PROBLEM REQUIREMENTS.
All of the records below should be output exactly.

SUPPLIED ENTRIES.
+++
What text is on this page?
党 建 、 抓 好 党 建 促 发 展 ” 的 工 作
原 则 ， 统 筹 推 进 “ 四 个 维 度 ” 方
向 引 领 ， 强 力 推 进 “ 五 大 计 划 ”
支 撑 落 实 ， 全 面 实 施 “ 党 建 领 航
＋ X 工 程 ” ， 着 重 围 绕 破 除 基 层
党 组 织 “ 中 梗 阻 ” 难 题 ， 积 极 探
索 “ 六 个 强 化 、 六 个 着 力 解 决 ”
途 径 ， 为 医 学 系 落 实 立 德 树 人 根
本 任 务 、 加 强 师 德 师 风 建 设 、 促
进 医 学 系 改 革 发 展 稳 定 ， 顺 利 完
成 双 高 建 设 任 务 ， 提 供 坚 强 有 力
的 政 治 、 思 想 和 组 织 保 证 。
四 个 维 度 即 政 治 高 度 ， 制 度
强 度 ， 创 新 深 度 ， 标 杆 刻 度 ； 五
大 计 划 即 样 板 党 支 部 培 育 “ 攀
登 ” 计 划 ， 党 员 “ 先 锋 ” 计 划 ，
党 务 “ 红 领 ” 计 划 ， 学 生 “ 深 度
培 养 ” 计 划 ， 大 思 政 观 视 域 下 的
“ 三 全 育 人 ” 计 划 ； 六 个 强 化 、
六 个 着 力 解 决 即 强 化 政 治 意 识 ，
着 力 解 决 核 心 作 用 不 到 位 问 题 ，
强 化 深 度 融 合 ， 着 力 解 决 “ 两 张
+++
CORRECT RESPONSE.
What text is on this page?
党 建 、 抓 好 党 建 促 发 展 ” 的 工 作
原 则 ， 统 筹 推 进 “ 四 个 维 度 ” 方
向 引 领 ， 强 力 推 进 “ 五 大 计 划 ”
支 撑 落 实 ， 全 面 实 施 “ 党 建 领 航
＋ X 工 程 ” ， 着 重 围 绕 破 除 基 层
党 组 织 “ 中 梗 阻 ” 难 题 ， 积 极 探
索 “ 六 个 强 化 、 六 个 着 力 解 决 ”
途 径 ， 为 医 学 系 落 实 立 德 树 人 根
本 任 务 、 加 强 师 德 师 风 建 设 、 促
进 医 学 系 改 革 发 展 稳 定 ， 顺 利 完
成 双 高 建 设 任 务 ， 提 供 坚 强 有 力
的 政 治 、 思 想 和 组 织 保 证 。
四 个 维 度 即 政 治 高 度 ， 制 度
强 度 ， 创 新 深 度 ， 标 杆 刻 度 ； 五
大 计 划 即 样 板 党 支 部 培 育 “ 攀
登 ” 计 划 ， 党 员 “ 先 锋 ” 计 划 ，
党 务 “ 红 领 ” 计 划 ， 学 生 “ 深 度
培 养 ” 计 划 ， 大 思 政 观 视 域 下 的
“ 三 全 育 人 ” 计 划 ； 六 个 强 化 、
六 个 着 力 解 决 即 强 化 政 治 意 识 ，
着 力 解 决 核 心 作 用 不 到 位 问 题 ，
强 化 深 度 融 合 ， 着 力 解 决 “ 两 张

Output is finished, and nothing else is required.